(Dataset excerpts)
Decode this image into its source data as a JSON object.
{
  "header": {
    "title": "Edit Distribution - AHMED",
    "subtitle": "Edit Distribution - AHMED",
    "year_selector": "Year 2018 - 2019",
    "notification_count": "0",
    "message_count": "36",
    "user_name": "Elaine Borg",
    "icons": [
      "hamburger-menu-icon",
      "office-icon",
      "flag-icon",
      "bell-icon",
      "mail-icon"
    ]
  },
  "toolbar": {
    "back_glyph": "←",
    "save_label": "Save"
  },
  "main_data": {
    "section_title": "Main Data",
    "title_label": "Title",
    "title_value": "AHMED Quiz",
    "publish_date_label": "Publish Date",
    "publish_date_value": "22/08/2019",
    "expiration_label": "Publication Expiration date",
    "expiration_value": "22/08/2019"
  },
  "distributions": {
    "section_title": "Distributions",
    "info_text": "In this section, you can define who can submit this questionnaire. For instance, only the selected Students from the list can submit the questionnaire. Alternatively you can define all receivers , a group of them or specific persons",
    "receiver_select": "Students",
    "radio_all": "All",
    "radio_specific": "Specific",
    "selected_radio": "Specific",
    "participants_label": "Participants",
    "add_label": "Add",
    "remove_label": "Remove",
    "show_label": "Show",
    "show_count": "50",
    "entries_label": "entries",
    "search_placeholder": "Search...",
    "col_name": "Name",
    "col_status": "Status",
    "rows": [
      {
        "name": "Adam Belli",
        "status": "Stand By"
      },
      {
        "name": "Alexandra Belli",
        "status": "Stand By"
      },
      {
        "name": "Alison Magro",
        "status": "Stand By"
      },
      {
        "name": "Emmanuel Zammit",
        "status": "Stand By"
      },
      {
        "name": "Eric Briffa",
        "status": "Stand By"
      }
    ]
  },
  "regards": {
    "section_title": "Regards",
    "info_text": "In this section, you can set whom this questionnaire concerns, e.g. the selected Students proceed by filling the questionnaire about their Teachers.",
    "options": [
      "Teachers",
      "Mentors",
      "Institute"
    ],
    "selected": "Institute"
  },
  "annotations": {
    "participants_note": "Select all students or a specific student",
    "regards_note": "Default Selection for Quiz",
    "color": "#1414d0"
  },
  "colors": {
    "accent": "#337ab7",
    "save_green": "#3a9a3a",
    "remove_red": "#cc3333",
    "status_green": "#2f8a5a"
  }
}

Exercise | Transcribe the whole listing exactly.

Final answer |
Decode this image into its source data as a JSON object.
{
  "header": {
    "title": "Edit Distribution - AHMED",
    "subtitle": "Edit Distribution - AHMED",
    "year_selector": "Year 2018 - 2019",
    "notification_count": "0",
    "message_count": "36",
    "user_name": "Elaine Borg",
    "icons": [
      "hamburger-menu-icon",
      "office-icon",
      "flag-icon",
      "bell-icon",
      "mail-icon"
    ]
  },
  "toolbar": {
    "back_glyph": "←",
    "save_label": "Save"
  },
  "main_data": {
    "section_title": "Main Data",
    "title_label": "Title",
    "title_value": "AHMED Quiz",
    "publish_date_label": "Publish Date",
    "publish_date_value": "22/08/2019",
    "expiration_label": "Publication Expiration date",
    "expiration_value": "22/08/2019"
  },
  "distributions": {
    "section_title": "Distributions",
    "info_text": "In this section, you can define who can submit this questionnaire. For instance, only the selected Students from the list can submit the questionnaire. Alternatively you can define all receivers , a group of them or specific persons",
    "receiver_select": "Students",
    "radio_all": "All",
    "radio_specific": "Specific",
    "selected_radio": "Specific",
    "participants_label": "Participants",
    "add_label": "Add",
    "remove_label": "Remove",
    "show_label": "Show",
    "show_count": "50",
    "entries_label": "entries",
    "search_placeholder": "Search...",
    "col_name": "Name",
    "col_status": "Status",
    "rows": [
      {
        "name": "Adam Belli",
        "status": "Stand By"
      },
      {
        "name": "Alexandra Belli",
        "status": "Stand By"
      },
      {
        "name": "Alison Magro",
        "status": "Stand By"
      },
      {
        "name": "Emmanuel Zammit",
        "status": "Stand By"
      },
      {
        "name": "Eric Briffa",
        "status": "Stand By"
      }
    ]
  },
  "regards": {
    "section_title": "Regards",
    "info_text": "In this section, you can set whom this questionnaire concerns, e.g. the selected Students proceed by filling the questionnaire about their Teachers.",
    "options": [
      "Teachers",
      "Mentors",
      "Institute"
    ],
    "selected": "Institute"
  },
  "annotations": {
    "participants_note": "Select all students or a specific student",
    "regards_note": "Default Selection for Quiz",
    "color": "#1414d0"
  },
  "colors": {
    "accent": "#337ab7",
    "save_green": "#3a9a3a",
    "remove_red": "#cc3333",
    "status_green": "#2f8a5a"
  }
}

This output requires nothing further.